| OBJECTIVE |
Omit the pictures from the entries below and retype everything else exactly.

| AVAILABLE DATA |
# # # # # # #

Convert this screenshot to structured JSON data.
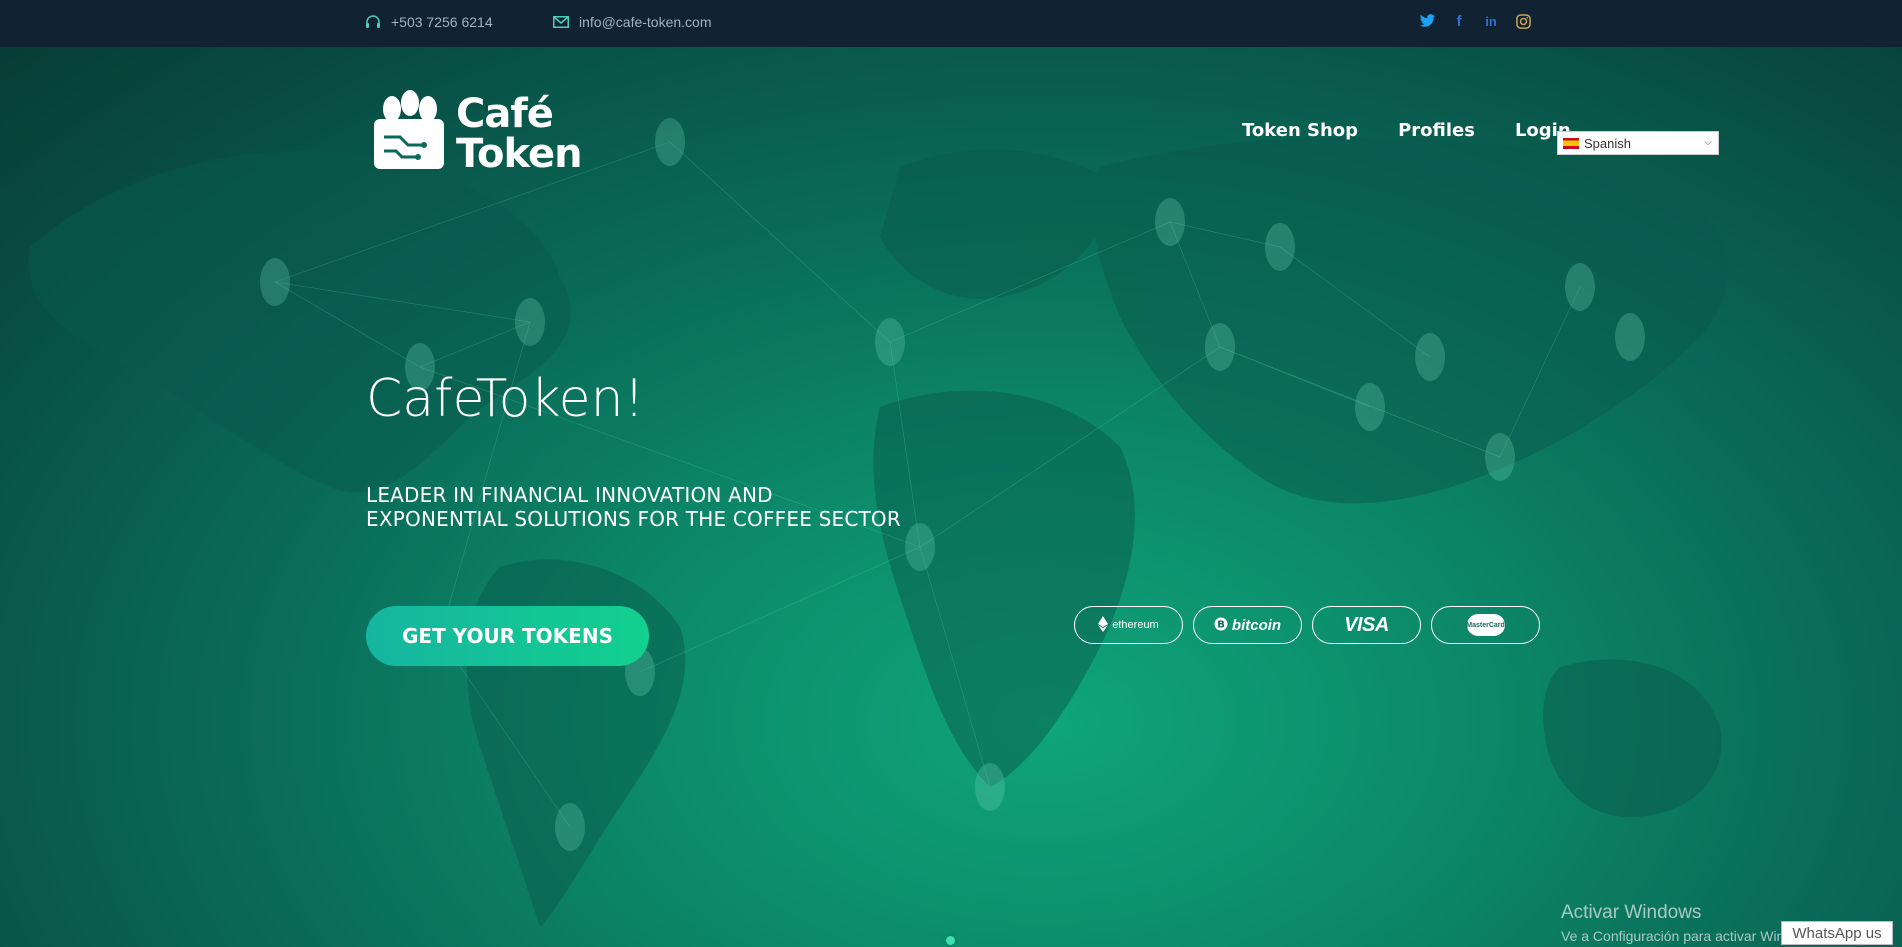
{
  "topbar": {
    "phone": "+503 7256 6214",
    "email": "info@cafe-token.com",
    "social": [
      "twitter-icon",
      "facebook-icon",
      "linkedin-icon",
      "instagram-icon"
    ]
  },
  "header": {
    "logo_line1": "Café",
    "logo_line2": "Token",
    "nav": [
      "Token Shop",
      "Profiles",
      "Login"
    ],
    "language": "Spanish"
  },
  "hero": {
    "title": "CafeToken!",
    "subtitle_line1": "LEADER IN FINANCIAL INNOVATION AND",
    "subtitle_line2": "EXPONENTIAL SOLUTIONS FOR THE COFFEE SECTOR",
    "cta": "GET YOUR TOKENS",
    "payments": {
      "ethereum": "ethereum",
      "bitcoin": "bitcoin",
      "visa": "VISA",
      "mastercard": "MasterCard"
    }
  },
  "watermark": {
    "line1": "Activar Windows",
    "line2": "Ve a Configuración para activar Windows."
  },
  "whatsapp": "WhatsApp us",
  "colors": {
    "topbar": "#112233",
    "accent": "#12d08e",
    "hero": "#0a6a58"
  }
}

# # # # # # #

| TASK RESULT |
Convert this screenshot to structured JSON data.
{
  "topbar": {
    "phone": "+503 7256 6214",
    "email": "info@cafe-token.com",
    "social": [
      "twitter-icon",
      "facebook-icon",
      "linkedin-icon",
      "instagram-icon"
    ]
  },
  "header": {
    "logo_line1": "Café",
    "logo_line2": "Token",
    "nav": [
      "Token Shop",
      "Profiles",
      "Login"
    ],
    "language": "Spanish"
  },
  "hero": {
    "title": "CafeToken!",
    "subtitle_line1": "LEADER IN FINANCIAL INNOVATION AND",
    "subtitle_line2": "EXPONENTIAL SOLUTIONS FOR THE COFFEE SECTOR",
    "cta": "GET YOUR TOKENS",
    "payments": {
      "ethereum": "ethereum",
      "bitcoin": "bitcoin",
      "visa": "VISA",
      "mastercard": "MasterCard"
    }
  },
  "watermark": {
    "line1": "Activar Windows",
    "line2": "Ve a Configuración para activar Windows."
  },
  "whatsapp": "WhatsApp us",
  "colors": {
    "topbar": "#112233",
    "accent": "#12d08e",
    "hero": "#0a6a58"
  }
}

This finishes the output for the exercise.